- Task statement
Everything in the records below goes into the copy exactly, except the pictures.

- Available records
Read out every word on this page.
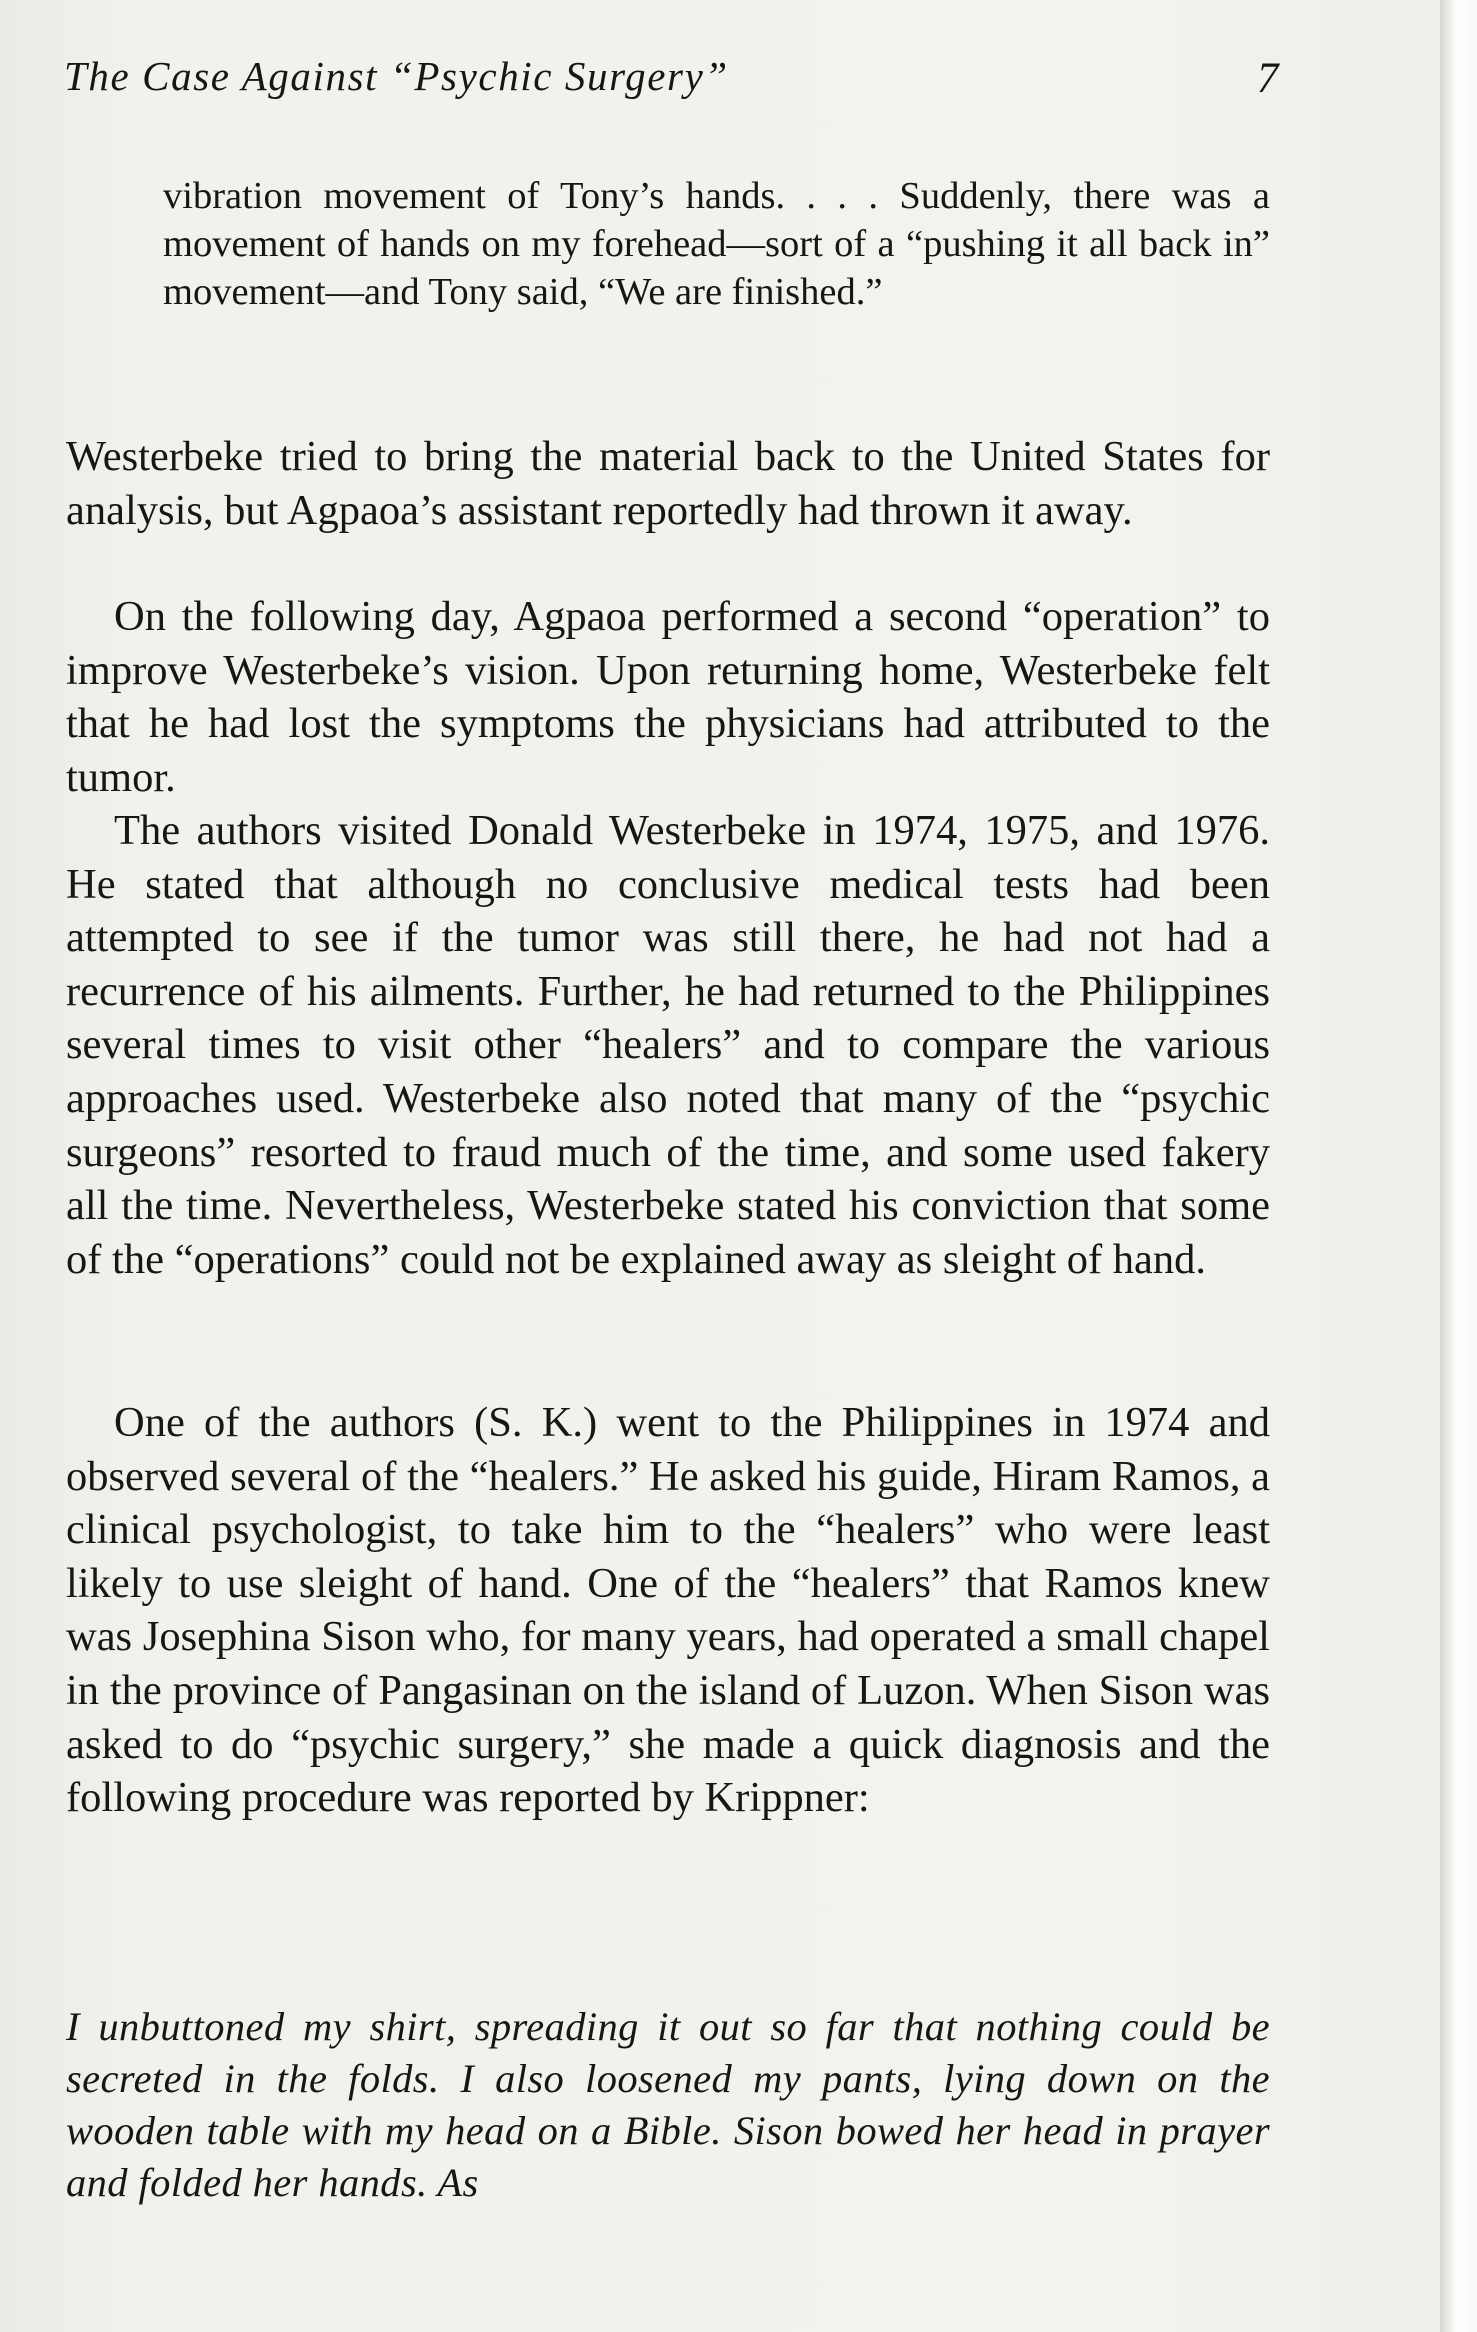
The Case Against “Psychic Surgery”	7

vibration movement of Tony’s hands. . . . Suddenly, there was a movement of hands on my forehead—sort of a “pushing it all back in” movement—and Tony said, “We are finished.”

Westerbeke tried to bring the material back to the United States for analysis, but Agpaoa’s assistant reportedly had thrown it away.

On the following day, Agpaoa performed a second “operation” to improve Westerbeke’s vision. Upon returning home, Westerbeke felt that he had lost the symptoms the physicians had attributed to the tumor.

The authors visited Donald Westerbeke in 1974, 1975, and 1976. He stated that although no conclusive medical tests had been attempted to see if the tumor was still there, he had not had a recurrence of his ailments. Further, he had returned to the Philippines several times to visit other “healers” and to compare the various approaches used. Westerbeke also noted that many of the “psychic surgeons” resorted to fraud much of the time, and some used fakery all the time. Nevertheless, Westerbeke stated his conviction that some of the “operations” could not be explained away as sleight of hand.

One of the authors (S. K.) went to the Philippines in 1974 and observed several of the “healers.” He asked his guide, Hiram Ramos, a clinical psychologist, to take him to the “healers” who were least likely to use sleight of hand. One of the “healers” that Ramos knew was Josephina Sison who, for many years, had operated a small chapel in the province of Pangasinan on the island of Luzon. When Sison was asked to do “psychic surgery,” she made a quick diagnosis and the following procedure was reported by Krippner:

I unbuttoned my shirt, spreading it out so far that nothing could be secreted in the folds. I also loosened my pants, lying down on the wooden table with my head on a Bible. Sison bowed her head in prayer and folded her hands. As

- Exercise response
Read out every word on this page.
The Case Against “Psychic Surgery”	7

vibration movement of Tony’s hands. . . . Suddenly, there was a movement of hands on my forehead—sort of a “pushing it all back in” movement—and Tony said, “We are finished.”

Westerbeke tried to bring the material back to the United States for analysis, but Agpaoa’s assistant reportedly had thrown it away.

On the following day, Agpaoa performed a second “operation” to improve Westerbeke’s vision. Upon returning home, Westerbeke felt that he had lost the symptoms the physicians had attributed to the tumor.

The authors visited Donald Westerbeke in 1974, 1975, and 1976. He stated that although no conclusive medical tests had been attempted to see if the tumor was still there, he had not had a recurrence of his ailments. Further, he had returned to the Philippines several times to visit other “healers” and to compare the various approaches used. Westerbeke also noted that many of the “psychic surgeons” resorted to fraud much of the time, and some used fakery all the time. Nevertheless, Westerbeke stated his conviction that some of the “operations” could not be explained away as sleight of hand.

One of the authors (S. K.) went to the Philippines in 1974 and observed several of the “healers.” He asked his guide, Hiram Ramos, a clinical psychologist, to take him to the “healers” who were least likely to use sleight of hand. One of the “healers” that Ramos knew was Josephina Sison who, for many years, had operated a small chapel in the province of Pangasinan on the island of Luzon. When Sison was asked to do “psychic surgery,” she made a quick diagnosis and the following procedure was reported by Krippner:

I unbuttoned my shirt, spreading it out so far that nothing could be secreted in the folds. I also loosened my pants, lying down on the wooden table with my head on a Bible. Sison bowed her head in prayer and folded her hands. As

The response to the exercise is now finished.